[[ Given data, beginning ]]

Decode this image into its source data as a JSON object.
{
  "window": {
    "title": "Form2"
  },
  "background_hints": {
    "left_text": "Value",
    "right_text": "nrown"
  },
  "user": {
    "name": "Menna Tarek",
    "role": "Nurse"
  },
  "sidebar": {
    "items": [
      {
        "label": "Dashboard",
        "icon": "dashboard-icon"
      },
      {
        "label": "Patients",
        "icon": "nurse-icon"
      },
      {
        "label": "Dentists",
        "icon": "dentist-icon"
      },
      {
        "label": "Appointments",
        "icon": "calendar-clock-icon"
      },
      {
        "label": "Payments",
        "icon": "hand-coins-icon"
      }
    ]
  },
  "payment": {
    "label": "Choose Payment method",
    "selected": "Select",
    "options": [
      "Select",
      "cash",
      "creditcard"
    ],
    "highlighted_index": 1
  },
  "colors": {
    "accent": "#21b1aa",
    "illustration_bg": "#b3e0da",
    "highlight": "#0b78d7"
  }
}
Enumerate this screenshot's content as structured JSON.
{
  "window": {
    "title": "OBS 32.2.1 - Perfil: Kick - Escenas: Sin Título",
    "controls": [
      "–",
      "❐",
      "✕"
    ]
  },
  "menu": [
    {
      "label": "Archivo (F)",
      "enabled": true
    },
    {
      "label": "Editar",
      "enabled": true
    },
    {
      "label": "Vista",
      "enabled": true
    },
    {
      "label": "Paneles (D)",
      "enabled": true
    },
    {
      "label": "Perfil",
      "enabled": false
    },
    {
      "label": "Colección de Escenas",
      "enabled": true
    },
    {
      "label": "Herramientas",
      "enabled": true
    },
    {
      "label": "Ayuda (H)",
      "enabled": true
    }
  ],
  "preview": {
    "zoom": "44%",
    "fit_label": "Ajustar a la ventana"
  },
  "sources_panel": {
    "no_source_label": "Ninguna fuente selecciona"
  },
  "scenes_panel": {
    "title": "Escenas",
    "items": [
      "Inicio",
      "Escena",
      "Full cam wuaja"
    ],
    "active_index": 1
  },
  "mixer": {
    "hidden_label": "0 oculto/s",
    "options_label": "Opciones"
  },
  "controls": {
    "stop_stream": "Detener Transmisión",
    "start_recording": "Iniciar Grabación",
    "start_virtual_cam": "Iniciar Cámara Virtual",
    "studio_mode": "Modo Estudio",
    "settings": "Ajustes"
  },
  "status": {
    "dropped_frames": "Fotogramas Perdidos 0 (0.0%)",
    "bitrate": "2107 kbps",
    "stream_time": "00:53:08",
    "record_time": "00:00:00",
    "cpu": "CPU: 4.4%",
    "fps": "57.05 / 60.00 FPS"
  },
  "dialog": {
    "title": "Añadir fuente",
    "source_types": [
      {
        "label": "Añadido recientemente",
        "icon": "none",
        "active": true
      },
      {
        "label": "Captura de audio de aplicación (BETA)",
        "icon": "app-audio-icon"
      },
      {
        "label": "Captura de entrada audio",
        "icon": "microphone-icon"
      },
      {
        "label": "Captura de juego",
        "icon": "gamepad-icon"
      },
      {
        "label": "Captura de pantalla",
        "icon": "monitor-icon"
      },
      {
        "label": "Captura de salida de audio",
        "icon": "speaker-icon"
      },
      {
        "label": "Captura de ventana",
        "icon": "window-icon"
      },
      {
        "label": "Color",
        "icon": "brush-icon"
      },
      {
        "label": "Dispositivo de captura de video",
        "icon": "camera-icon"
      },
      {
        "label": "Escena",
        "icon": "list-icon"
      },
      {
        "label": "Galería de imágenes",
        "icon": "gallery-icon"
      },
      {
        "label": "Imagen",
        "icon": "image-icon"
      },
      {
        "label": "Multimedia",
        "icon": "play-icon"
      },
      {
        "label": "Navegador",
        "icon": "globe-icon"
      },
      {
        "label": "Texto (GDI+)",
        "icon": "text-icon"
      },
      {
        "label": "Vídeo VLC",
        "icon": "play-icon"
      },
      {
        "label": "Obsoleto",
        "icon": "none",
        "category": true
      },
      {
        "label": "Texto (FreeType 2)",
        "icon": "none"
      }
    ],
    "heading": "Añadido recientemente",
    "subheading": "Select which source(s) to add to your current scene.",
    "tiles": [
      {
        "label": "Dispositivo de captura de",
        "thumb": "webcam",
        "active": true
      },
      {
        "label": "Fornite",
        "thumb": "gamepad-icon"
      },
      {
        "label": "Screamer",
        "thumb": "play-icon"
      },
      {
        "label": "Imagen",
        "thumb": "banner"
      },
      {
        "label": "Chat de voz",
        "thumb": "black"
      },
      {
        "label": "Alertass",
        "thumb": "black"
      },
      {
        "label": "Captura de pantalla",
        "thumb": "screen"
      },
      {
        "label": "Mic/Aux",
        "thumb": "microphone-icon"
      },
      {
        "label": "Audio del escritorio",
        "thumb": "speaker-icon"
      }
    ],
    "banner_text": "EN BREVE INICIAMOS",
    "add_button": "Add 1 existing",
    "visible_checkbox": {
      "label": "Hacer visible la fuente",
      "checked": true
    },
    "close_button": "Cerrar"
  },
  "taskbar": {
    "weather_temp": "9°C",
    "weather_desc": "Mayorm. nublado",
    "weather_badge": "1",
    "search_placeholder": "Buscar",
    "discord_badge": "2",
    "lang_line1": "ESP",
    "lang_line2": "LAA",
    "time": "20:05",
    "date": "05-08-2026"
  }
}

[[ Given data, end ]]

* _Task to carry out_: When a line of the entries contains "Select", it counts; say how many such lines there are, and nothing more.

* _Expected output_: 3